How many lines in the entries below contain "name"? Answer with the number only.

===== Excerpted records =====

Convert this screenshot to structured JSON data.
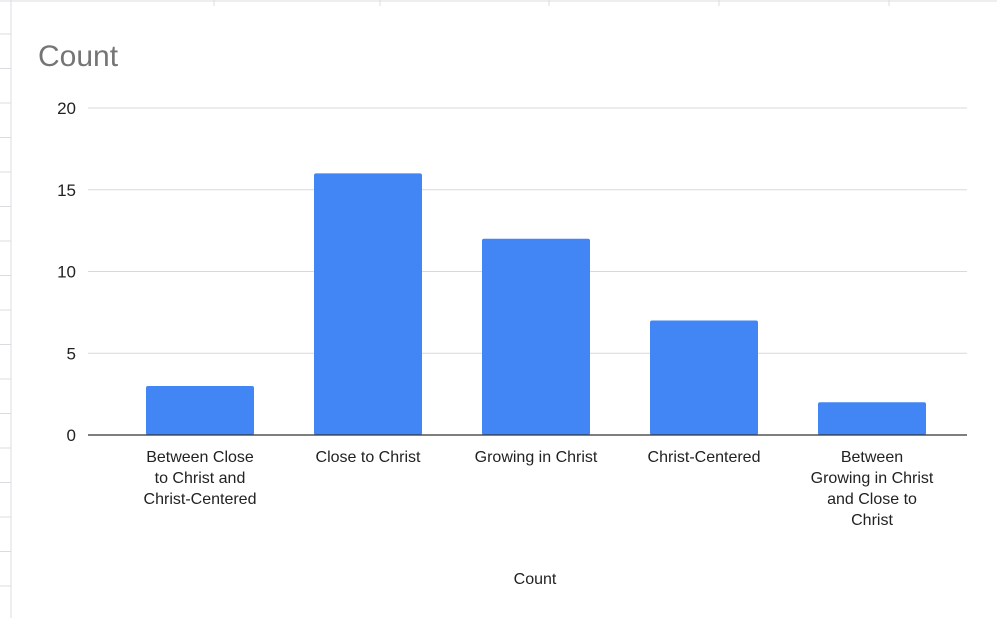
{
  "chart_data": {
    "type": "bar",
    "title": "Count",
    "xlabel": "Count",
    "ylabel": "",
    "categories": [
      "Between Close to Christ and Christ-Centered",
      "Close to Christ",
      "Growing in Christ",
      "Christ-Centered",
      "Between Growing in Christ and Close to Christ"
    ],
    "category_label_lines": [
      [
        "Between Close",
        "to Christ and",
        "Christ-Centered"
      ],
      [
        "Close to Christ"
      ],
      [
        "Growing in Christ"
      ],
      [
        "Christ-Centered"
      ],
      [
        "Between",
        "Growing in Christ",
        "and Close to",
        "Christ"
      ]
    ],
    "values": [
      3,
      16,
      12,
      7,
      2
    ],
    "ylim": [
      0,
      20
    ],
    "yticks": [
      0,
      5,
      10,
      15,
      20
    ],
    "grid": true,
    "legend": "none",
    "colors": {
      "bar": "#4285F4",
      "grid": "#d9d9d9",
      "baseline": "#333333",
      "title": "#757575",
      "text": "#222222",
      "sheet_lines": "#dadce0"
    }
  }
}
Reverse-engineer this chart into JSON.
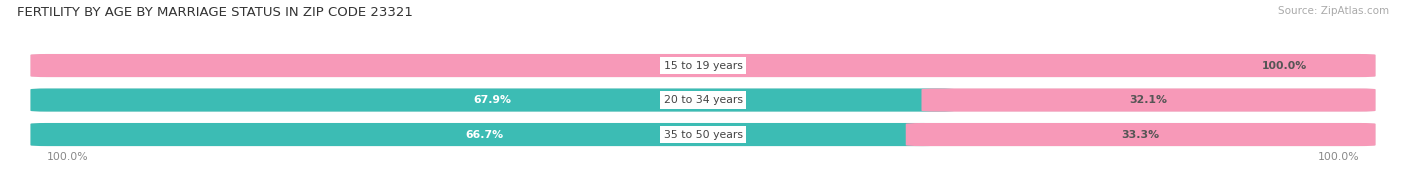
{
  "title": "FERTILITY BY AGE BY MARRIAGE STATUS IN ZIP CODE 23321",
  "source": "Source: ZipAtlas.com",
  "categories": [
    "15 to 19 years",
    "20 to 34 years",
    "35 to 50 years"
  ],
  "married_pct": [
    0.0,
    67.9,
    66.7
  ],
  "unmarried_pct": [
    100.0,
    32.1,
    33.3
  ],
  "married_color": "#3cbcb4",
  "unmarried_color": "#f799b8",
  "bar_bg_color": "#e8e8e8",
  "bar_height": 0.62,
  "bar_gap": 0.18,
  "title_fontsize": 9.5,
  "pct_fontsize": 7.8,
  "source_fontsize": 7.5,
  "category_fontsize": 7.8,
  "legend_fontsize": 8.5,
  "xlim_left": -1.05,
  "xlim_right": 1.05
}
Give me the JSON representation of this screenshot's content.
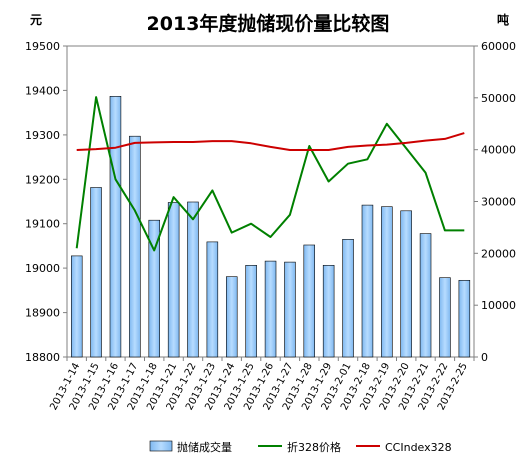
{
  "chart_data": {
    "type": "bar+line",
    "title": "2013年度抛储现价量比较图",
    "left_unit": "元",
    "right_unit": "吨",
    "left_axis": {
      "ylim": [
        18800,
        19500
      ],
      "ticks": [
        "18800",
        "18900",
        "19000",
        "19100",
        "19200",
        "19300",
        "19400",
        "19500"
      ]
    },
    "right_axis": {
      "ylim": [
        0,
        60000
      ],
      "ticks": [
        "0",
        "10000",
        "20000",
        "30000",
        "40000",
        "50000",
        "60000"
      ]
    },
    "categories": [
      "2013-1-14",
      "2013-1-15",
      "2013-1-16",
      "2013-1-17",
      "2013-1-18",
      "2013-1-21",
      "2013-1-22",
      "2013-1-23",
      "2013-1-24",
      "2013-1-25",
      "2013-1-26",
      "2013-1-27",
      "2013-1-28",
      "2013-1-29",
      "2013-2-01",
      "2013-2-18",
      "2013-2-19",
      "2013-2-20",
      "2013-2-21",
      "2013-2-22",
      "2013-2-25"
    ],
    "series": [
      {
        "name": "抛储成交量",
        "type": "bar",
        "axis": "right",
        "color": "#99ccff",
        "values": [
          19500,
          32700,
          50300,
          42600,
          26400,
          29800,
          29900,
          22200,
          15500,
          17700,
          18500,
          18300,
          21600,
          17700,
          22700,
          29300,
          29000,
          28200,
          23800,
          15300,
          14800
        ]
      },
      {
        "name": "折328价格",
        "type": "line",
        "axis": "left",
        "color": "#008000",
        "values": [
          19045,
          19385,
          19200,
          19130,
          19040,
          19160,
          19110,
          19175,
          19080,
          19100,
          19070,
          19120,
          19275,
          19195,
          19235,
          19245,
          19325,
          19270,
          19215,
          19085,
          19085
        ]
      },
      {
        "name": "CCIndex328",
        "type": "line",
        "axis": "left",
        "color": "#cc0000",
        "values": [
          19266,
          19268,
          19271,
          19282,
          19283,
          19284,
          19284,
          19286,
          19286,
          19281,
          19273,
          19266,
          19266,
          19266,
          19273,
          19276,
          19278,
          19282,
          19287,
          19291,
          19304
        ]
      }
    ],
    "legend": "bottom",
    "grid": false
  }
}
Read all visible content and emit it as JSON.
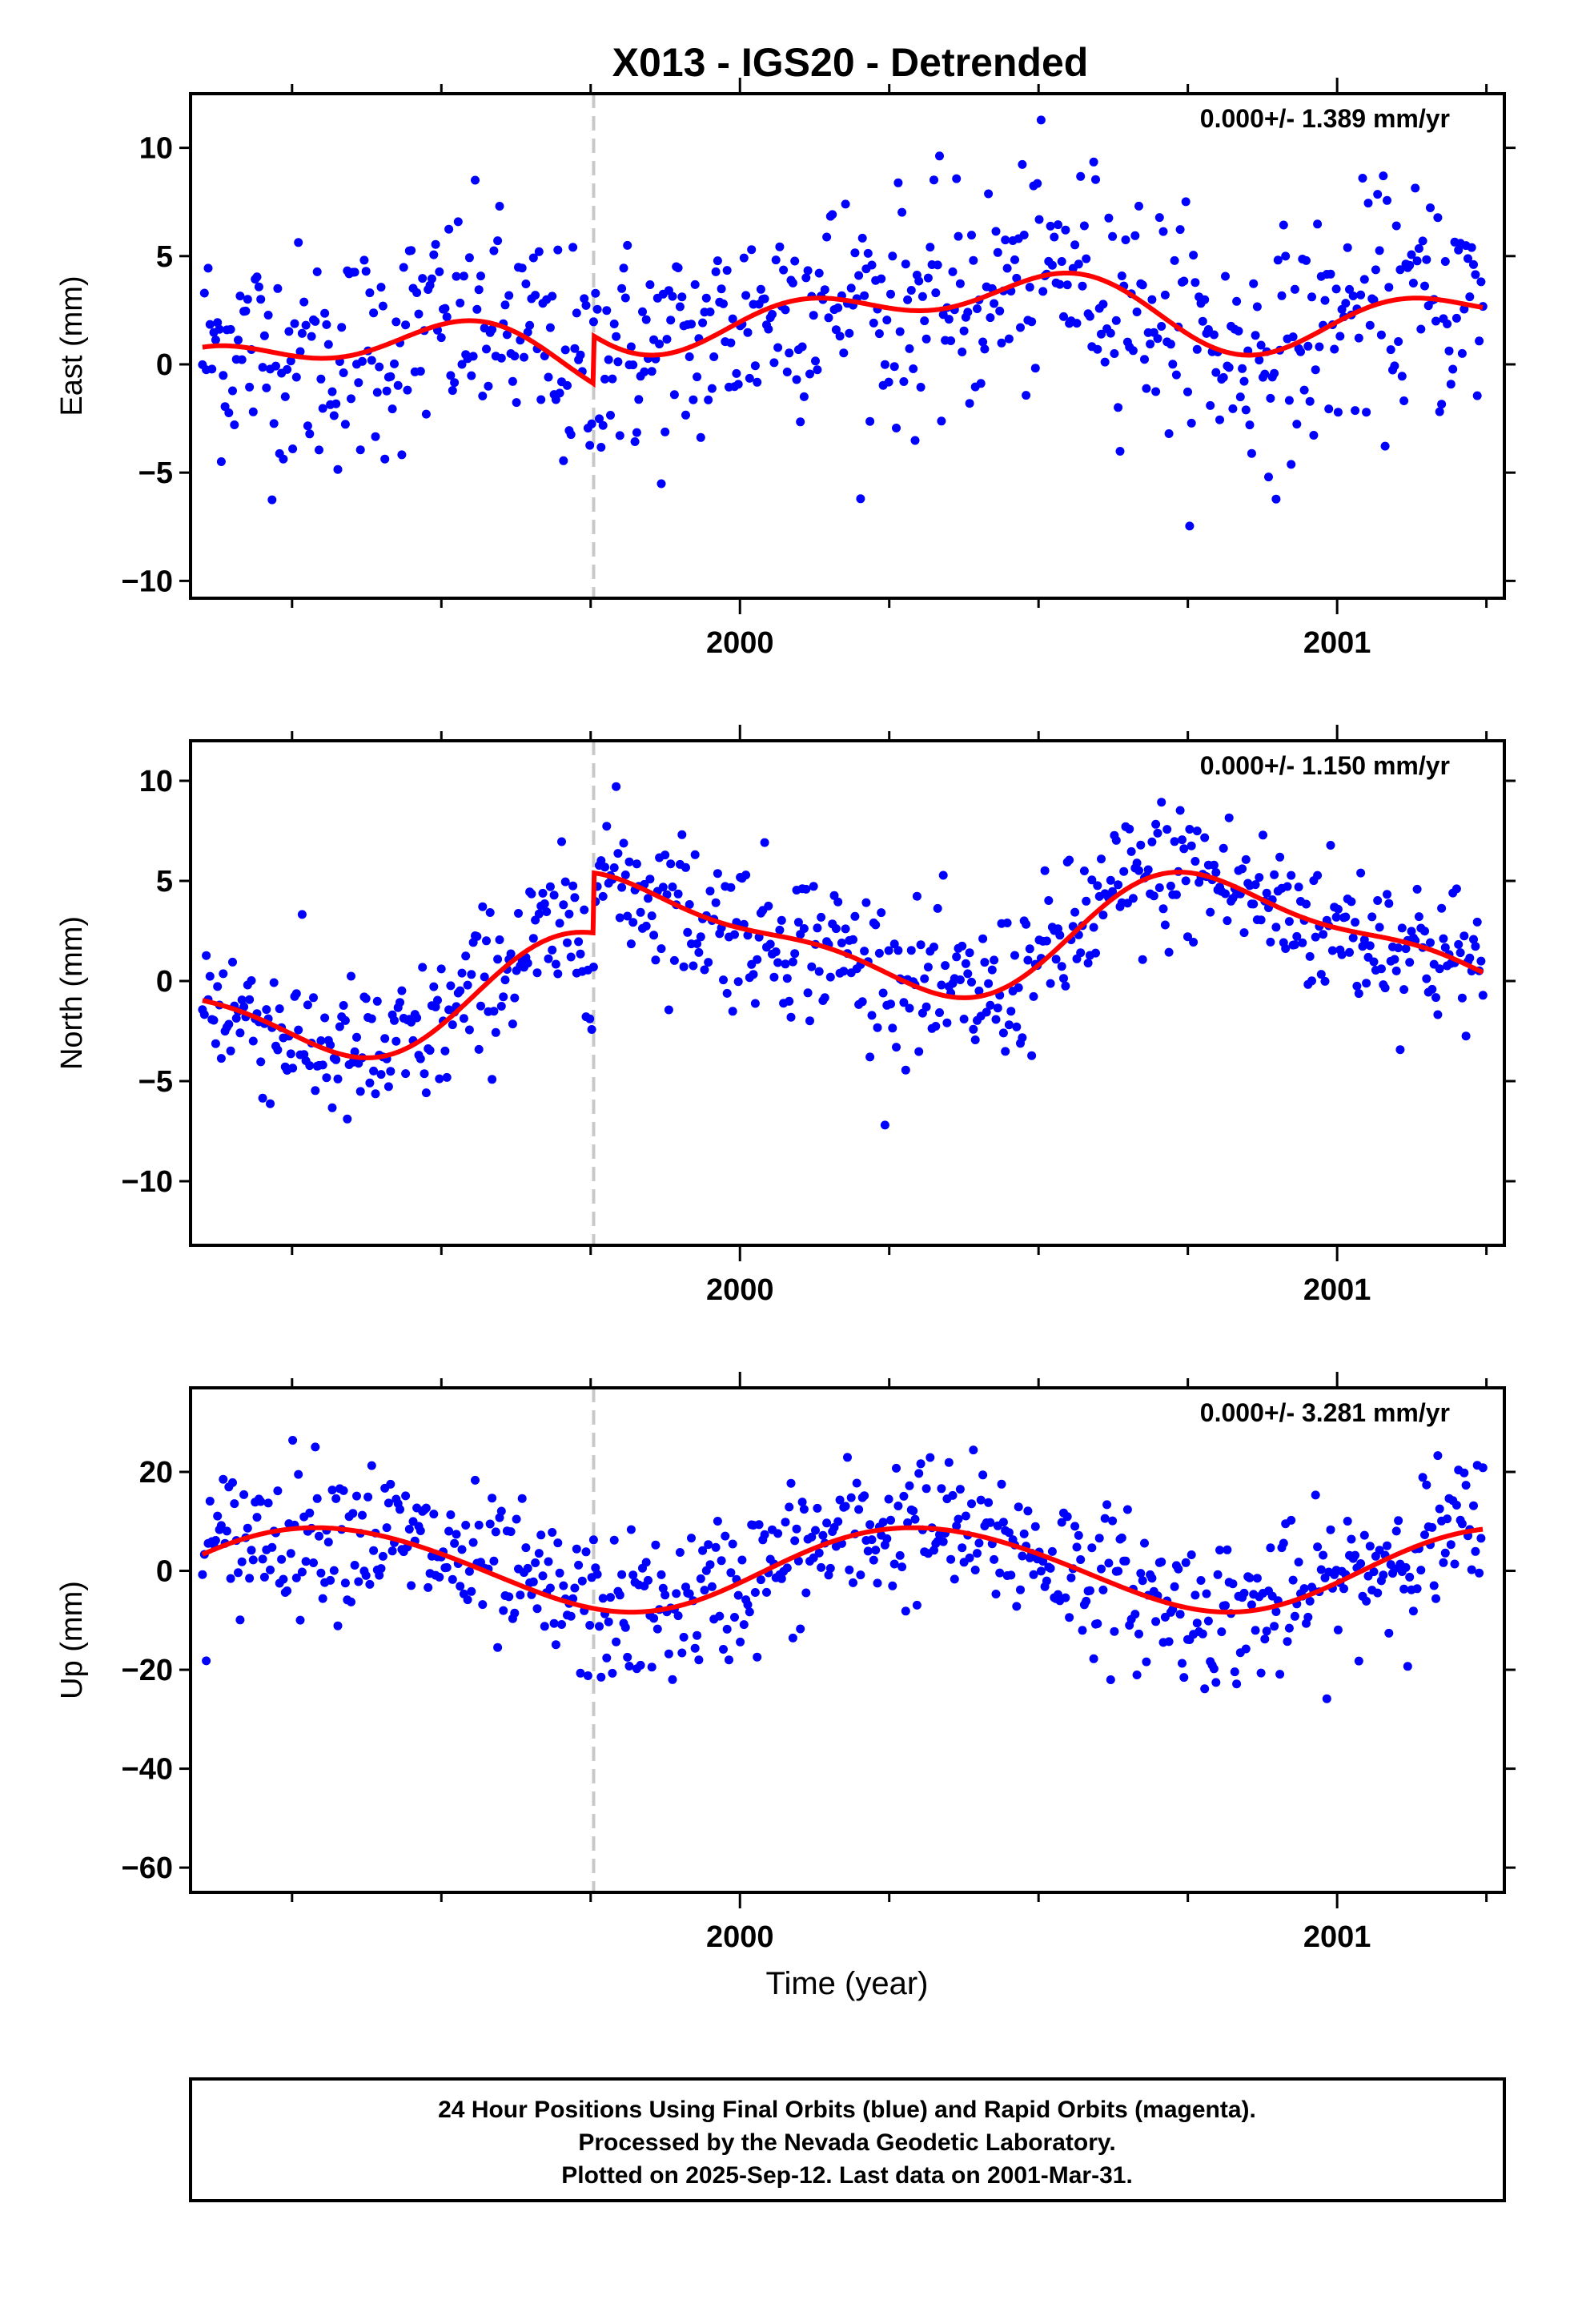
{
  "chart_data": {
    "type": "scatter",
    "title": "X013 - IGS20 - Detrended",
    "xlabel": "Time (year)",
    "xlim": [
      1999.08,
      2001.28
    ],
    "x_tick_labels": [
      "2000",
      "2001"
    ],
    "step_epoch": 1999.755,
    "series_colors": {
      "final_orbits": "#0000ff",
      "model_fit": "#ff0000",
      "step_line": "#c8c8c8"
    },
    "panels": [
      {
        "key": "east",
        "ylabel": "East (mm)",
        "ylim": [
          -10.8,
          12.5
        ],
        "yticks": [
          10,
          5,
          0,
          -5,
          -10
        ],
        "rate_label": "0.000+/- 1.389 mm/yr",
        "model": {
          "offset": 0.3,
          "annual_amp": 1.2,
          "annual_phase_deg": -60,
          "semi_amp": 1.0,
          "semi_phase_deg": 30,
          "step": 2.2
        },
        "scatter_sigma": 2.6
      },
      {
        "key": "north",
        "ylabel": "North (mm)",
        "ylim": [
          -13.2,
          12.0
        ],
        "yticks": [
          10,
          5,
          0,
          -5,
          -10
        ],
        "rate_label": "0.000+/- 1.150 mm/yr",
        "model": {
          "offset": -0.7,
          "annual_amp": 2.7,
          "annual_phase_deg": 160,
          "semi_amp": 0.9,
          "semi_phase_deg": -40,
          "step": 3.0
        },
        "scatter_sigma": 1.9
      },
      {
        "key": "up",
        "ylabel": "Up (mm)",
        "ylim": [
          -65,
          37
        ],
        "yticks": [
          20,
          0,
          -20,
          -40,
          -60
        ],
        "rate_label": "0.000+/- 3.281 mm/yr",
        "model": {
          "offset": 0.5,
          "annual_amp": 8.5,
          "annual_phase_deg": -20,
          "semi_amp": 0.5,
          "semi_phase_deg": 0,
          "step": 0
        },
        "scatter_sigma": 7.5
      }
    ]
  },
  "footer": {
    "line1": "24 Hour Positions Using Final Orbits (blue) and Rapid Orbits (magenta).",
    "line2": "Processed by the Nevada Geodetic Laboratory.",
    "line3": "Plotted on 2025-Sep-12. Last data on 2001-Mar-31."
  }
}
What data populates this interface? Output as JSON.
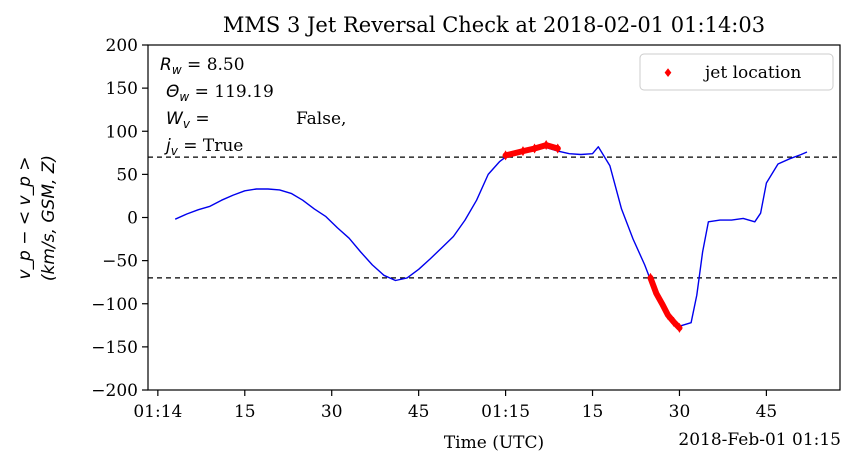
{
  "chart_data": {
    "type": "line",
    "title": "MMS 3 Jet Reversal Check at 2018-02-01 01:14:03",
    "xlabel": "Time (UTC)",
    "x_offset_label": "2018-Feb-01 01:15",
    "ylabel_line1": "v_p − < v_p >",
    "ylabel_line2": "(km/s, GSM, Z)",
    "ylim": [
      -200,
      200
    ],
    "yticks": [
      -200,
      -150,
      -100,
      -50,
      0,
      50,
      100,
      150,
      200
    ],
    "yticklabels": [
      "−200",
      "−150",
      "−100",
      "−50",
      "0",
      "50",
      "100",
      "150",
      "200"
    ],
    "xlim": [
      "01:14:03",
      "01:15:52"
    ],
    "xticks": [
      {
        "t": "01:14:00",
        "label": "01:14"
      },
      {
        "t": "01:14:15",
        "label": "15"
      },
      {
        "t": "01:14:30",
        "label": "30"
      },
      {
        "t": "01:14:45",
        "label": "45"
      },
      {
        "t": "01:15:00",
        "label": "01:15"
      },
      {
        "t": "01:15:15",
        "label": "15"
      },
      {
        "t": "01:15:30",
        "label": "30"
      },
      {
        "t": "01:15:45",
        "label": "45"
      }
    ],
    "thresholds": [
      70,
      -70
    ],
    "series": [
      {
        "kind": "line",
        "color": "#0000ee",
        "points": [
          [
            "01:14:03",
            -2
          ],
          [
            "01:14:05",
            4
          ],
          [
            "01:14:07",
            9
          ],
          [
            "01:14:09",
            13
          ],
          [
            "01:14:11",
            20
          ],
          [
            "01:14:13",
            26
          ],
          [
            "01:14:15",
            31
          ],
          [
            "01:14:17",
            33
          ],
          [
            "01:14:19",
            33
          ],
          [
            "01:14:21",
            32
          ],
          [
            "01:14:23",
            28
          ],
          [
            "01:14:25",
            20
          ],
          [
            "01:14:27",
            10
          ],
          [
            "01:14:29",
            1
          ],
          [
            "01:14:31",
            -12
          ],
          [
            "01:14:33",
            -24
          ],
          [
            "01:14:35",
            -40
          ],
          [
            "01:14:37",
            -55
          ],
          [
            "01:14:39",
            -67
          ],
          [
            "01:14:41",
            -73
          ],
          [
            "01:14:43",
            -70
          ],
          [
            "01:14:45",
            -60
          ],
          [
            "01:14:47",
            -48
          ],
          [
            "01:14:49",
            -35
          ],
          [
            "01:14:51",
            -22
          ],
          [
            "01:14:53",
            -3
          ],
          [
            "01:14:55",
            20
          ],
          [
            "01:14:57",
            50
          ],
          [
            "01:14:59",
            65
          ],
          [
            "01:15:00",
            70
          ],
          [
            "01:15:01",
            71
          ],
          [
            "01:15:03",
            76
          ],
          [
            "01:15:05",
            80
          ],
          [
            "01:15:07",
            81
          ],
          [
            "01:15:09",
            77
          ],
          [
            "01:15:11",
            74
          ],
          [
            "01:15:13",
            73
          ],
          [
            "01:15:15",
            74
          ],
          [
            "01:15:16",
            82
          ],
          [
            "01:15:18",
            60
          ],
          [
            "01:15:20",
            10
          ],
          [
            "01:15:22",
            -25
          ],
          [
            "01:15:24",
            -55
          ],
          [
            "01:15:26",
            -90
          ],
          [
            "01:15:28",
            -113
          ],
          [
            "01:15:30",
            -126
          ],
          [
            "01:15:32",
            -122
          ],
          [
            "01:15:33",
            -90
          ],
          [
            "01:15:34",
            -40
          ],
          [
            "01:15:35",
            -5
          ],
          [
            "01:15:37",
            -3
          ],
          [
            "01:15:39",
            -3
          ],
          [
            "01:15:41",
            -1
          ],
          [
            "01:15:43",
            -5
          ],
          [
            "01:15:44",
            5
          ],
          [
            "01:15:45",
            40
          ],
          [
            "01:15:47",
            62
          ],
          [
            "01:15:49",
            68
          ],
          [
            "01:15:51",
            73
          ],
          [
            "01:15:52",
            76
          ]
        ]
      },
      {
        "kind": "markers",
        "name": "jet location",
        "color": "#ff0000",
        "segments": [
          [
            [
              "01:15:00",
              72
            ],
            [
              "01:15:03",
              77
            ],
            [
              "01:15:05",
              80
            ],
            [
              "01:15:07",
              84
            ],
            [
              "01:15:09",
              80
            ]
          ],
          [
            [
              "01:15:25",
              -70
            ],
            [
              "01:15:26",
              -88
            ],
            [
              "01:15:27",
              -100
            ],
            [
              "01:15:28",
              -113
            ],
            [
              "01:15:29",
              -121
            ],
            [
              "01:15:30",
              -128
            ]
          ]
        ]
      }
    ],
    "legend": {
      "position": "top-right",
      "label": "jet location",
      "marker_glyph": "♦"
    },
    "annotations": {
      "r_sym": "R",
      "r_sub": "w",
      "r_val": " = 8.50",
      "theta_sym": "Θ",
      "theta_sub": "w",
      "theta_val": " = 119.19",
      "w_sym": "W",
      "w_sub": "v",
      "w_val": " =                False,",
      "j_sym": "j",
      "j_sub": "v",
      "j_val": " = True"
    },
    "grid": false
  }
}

=====

Response to the exercise: 4